TASK INSTRUCTIONS →
Return each line of the listing below, unchanged, and omit the images.

Entries from a dataset:
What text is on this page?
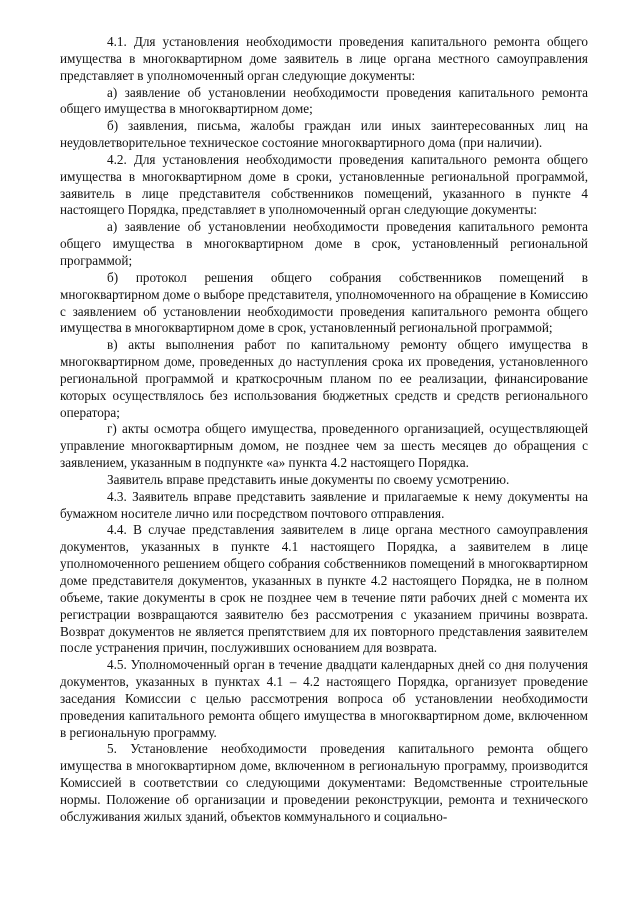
4.1. Для установления необходимости проведения капитального ремонта общего имущества в многоквартирном доме заявитель в лице органа местного самоуправления представляет в уполномоченный орган следующие документы:

а) заявление об установлении необходимости проведения капитального ремонта общего имущества в многоквартирном доме;

б) заявления, письма, жалобы граждан или иных заинтересованных лиц на неудовлетворительное техническое состояние многоквартирного дома (при наличии).

4.2. Для установления необходимости проведения капитального ремонта общего имущества в многоквартирном доме в сроки, установленные региональной программой, заявитель в лице представителя собственников помещений, указанного в пункте 4 настоящего Порядка, представляет в уполномоченный орган следующие документы:

а) заявление об установлении необходимости проведения капитального ремонта общего имущества в многоквартирном доме в срок, установленный региональной программой;

б) протокол решения общего собрания собственников помещений в многоквартирном доме о выборе представителя, уполномоченного на обращение в Комиссию с заявлением об установлении необходимости проведения капитального ремонта общего имущества в многоквартирном доме в срок, установленный региональной программой;

в) акты выполнения работ по капитальному ремонту общего имущества в многоквартирном доме, проведенных до наступления срока их проведения, установленного региональной программой и краткосрочным планом по ее реализации, финансирование которых осуществлялось без использования бюджетных средств и средств регионального оператора;

г) акты осмотра общего имущества, проведенного организацией, осуществляющей управление многоквартирным домом, не позднее чем за шесть месяцев до обращения с заявлением, указанным в подпункте «а» пункта 4.2 настоящего Порядка.

Заявитель вправе представить иные документы по своему усмотрению.

4.3. Заявитель вправе представить заявление и прилагаемые к нему документы на бумажном носителе лично или посредством почтового отправления.

4.4. В случае представления заявителем в лице органа местного самоуправления документов, указанных в пункте 4.1 настоящего Порядка, а заявителем в лице уполномоченного решением общего собрания собственников помещений в многоквартирном доме представителя документов, указанных в пункте 4.2 настоящего Порядка, не в полном объеме, такие документы в срок не позднее чем в течение пяти рабочих дней с момента их регистрации возвращаются заявителю без рассмотрения с указанием причины возврата. Возврат документов не является препятствием для их повторного представления заявителем после устранения причин, послуживших основанием для возврата.

4.5. Уполномоченный орган в течение двадцати календарных дней со дня получения документов, указанных в пунктах 4.1 – 4.2 настоящего Порядка, организует проведение заседания Комиссии с целью рассмотрения вопроса об установлении необходимости проведения капитального ремонта общего имущества в многоквартирном доме, включенном в региональную программу.

5. Установление необходимости проведения капитального ремонта общего имущества в многоквартирном доме, включенном в региональную программу, производится Комиссией в соответствии со следующими документами: Ведомственные строительные нормы. Положение об организации и проведении реконструкции, ремонта и технического обслуживания жилых зданий, объектов коммунального и социально-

REPLY TO THE TASK →
What text is on this page?
4.1. Для установления необходимости проведения капитального ремонта общего имущества в многоквартирном доме заявитель в лице органа местного самоуправления представляет в уполномоченный орган следующие документы:

а) заявление об установлении необходимости проведения капитального ремонта общего имущества в многоквартирном доме;

б) заявления, письма, жалобы граждан или иных заинтересованных лиц на неудовлетворительное техническое состояние многоквартирного дома (при наличии).

4.2. Для установления необходимости проведения капитального ремонта общего имущества в многоквартирном доме в сроки, установленные региональной программой, заявитель в лице представителя собственников помещений, указанного в пункте 4 настоящего Порядка, представляет в уполномоченный орган следующие документы:

а) заявление об установлении необходимости проведения капитального ремонта общего имущества в многоквартирном доме в срок, установленный региональной программой;

б) протокол решения общего собрания собственников помещений в многоквартирном доме о выборе представителя, уполномоченного на обращение в Комиссию с заявлением об установлении необходимости проведения капитального ремонта общего имущества в многоквартирном доме в срок, установленный региональной программой;

в) акты выполнения работ по капитальному ремонту общего имущества в многоквартирном доме, проведенных до наступления срока их проведения, установленного региональной программой и краткосрочным планом по ее реализации, финансирование которых осуществлялось без использования бюджетных средств и средств регионального оператора;

г) акты осмотра общего имущества, проведенного организацией, осуществляющей управление многоквартирным домом, не позднее чем за шесть месяцев до обращения с заявлением, указанным в подпункте «а» пункта 4.2 настоящего Порядка.

Заявитель вправе представить иные документы по своему усмотрению.

4.3. Заявитель вправе представить заявление и прилагаемые к нему документы на бумажном носителе лично или посредством почтового отправления.

4.4. В случае представления заявителем в лице органа местного самоуправления документов, указанных в пункте 4.1 настоящего Порядка, а заявителем в лице уполномоченного решением общего собрания собственников помещений в многоквартирном доме представителя документов, указанных в пункте 4.2 настоящего Порядка, не в полном объеме, такие документы в срок не позднее чем в течение пяти рабочих дней с момента их регистрации возвращаются заявителю без рассмотрения с указанием причины возврата. Возврат документов не является препятствием для их повторного представления заявителем после устранения причин, послуживших основанием для возврата.

4.5. Уполномоченный орган в течение двадцати календарных дней со дня получения документов, указанных в пунктах 4.1 – 4.2 настоящего Порядка, организует проведение заседания Комиссии с целью рассмотрения вопроса об установлении необходимости проведения капитального ремонта общего имущества в многоквартирном доме, включенном в региональную программу.

5. Установление необходимости проведения капитального ремонта общего имущества в многоквартирном доме, включенном в региональную программу, производится Комиссией в соответствии со следующими документами: Ведомственные строительные нормы. Положение об организации и проведении реконструкции, ремонта и технического обслуживания жилых зданий, объектов коммунального и социально-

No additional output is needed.